— START OF SOURCE DATA —
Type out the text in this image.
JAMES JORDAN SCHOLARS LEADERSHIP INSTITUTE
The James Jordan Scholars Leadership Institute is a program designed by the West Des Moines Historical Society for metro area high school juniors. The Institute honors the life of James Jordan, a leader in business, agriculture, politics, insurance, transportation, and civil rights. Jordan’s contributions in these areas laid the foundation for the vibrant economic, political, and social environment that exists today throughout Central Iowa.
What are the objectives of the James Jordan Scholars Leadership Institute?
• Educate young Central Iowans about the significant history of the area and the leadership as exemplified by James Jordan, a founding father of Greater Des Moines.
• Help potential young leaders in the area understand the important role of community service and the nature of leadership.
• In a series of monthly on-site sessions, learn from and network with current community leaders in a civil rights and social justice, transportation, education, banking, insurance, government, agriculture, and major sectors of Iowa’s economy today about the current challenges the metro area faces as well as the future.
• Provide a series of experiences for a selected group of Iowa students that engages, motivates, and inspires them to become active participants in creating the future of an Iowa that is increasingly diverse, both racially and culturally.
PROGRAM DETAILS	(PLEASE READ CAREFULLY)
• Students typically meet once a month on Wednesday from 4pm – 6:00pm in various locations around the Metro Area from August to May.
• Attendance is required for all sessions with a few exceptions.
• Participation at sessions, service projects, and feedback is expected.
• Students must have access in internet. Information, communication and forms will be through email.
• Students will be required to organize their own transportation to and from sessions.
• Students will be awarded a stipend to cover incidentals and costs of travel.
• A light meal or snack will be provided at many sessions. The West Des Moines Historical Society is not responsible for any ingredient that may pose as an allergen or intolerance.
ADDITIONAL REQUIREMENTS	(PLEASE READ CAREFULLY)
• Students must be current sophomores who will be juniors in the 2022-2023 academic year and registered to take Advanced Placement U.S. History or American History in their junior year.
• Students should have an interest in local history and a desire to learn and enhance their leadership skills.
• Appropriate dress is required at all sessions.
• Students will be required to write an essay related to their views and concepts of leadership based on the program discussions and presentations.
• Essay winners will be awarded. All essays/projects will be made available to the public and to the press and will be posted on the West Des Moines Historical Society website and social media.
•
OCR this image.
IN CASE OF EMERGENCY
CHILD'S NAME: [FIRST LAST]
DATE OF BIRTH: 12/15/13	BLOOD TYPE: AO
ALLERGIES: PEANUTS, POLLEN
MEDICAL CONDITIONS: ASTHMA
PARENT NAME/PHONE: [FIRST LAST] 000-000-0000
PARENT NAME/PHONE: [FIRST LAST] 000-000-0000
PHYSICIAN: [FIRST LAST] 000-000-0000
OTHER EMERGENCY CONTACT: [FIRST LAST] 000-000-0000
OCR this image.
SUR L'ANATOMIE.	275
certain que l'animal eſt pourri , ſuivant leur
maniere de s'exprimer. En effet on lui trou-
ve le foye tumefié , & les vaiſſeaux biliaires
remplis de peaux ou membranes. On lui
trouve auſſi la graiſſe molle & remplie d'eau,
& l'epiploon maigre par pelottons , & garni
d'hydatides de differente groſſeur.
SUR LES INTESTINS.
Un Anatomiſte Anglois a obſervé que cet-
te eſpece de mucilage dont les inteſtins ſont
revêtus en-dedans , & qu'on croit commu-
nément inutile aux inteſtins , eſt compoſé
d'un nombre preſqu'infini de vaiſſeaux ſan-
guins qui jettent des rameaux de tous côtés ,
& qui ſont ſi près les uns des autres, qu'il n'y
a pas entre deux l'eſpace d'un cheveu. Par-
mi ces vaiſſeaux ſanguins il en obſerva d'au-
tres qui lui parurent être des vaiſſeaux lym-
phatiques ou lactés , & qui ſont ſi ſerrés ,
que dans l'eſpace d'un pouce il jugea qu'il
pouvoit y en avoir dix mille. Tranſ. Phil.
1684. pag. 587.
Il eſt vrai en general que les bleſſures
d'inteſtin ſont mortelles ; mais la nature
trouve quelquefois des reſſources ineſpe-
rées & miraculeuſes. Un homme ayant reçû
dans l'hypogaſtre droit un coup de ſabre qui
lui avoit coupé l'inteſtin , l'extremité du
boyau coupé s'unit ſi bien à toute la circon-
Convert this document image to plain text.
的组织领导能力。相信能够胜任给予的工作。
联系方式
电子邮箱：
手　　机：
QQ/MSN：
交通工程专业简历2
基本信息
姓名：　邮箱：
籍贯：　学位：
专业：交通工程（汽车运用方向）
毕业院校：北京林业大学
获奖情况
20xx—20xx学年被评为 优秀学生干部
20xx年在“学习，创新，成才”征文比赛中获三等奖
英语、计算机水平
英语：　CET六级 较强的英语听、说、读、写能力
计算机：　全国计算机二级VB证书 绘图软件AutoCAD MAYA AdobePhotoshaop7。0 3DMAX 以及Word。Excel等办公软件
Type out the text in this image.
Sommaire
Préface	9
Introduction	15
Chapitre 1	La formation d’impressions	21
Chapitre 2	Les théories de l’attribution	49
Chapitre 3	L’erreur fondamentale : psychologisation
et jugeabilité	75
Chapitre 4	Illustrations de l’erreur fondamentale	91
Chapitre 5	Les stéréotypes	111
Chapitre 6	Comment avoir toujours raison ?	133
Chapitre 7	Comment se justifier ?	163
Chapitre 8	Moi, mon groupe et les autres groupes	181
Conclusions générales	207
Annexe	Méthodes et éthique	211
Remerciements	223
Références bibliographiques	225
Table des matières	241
— END OF SOURCE DATA —
OBJECTIVE:
Copy out every line where the word "CAREFULLY" occurs.

EXERCISE OUTPUT:
PROGRAM DETAILS	(PLEASE READ CAREFULLY)
ADDITIONAL REQUIREMENTS	(PLEASE READ CAREFULLY)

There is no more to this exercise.